### Problem to work on
What is needed here is an exact copy of every entry.

### Items
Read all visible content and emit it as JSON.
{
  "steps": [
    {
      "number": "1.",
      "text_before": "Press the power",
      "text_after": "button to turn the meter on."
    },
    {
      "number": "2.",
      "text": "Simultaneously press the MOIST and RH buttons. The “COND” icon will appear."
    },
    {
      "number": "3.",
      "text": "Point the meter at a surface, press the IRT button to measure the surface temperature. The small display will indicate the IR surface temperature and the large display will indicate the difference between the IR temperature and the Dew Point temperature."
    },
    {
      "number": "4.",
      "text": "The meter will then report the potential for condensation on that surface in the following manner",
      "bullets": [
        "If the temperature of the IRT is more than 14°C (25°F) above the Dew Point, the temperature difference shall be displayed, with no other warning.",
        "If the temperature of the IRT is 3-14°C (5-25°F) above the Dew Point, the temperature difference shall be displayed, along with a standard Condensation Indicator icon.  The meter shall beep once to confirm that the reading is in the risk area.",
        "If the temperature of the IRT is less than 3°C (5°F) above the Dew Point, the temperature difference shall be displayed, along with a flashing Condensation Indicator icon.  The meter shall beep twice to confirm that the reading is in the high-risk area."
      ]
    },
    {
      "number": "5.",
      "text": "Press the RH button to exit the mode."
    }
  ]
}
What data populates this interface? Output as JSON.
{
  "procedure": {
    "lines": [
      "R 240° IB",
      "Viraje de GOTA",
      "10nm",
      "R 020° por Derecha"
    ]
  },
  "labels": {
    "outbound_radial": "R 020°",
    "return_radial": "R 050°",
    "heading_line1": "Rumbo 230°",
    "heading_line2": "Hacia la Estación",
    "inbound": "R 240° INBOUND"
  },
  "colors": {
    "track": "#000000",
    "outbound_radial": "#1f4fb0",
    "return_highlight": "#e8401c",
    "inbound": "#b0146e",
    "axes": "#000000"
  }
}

### Worked solution
Read all visible content and emit it as JSON.
{
  "steps": [
    {
      "number": "1.",
      "text_before": "Press the power",
      "text_after": "button to turn the meter on."
    },
    {
      "number": "2.",
      "text": "Simultaneously press the MOIST and RH buttons. The “COND” icon will appear."
    },
    {
      "number": "3.",
      "text": "Point the meter at a surface, press the IRT button to measure the surface temperature. The small display will indicate the IR surface temperature and the large display will indicate the difference between the IR temperature and the Dew Point temperature."
    },
    {
      "number": "4.",
      "text": "The meter will then report the potential for condensation on that surface in the following manner",
      "bullets": [
        "If the temperature of the IRT is more than 14°C (25°F) above the Dew Point, the temperature difference shall be displayed, with no other warning.",
        "If the temperature of the IRT is 3-14°C (5-25°F) above the Dew Point, the temperature difference shall be displayed, along with a standard Condensation Indicator icon.  The meter shall beep once to confirm that the reading is in the risk area.",
        "If the temperature of the IRT is less than 3°C (5°F) above the Dew Point, the temperature difference shall be displayed, along with a flashing Condensation Indicator icon.  The meter shall beep twice to confirm that the reading is in the high-risk area."
      ]
    },
    {
      "number": "5.",
      "text": "Press the RH button to exit the mode."
    }
  ]
}
What data populates this interface? Output as JSON.
{
  "procedure": {
    "lines": [
      "R 240° IB",
      "Viraje de GOTA",
      "10nm",
      "R 020° por Derecha"
    ]
  },
  "labels": {
    "outbound_radial": "R 020°",
    "return_radial": "R 050°",
    "heading_line1": "Rumbo 230°",
    "heading_line2": "Hacia la Estación",
    "inbound": "R 240° INBOUND"
  },
  "colors": {
    "track": "#000000",
    "outbound_radial": "#1f4fb0",
    "return_highlight": "#e8401c",
    "inbound": "#b0146e",
    "axes": "#000000"
  }
}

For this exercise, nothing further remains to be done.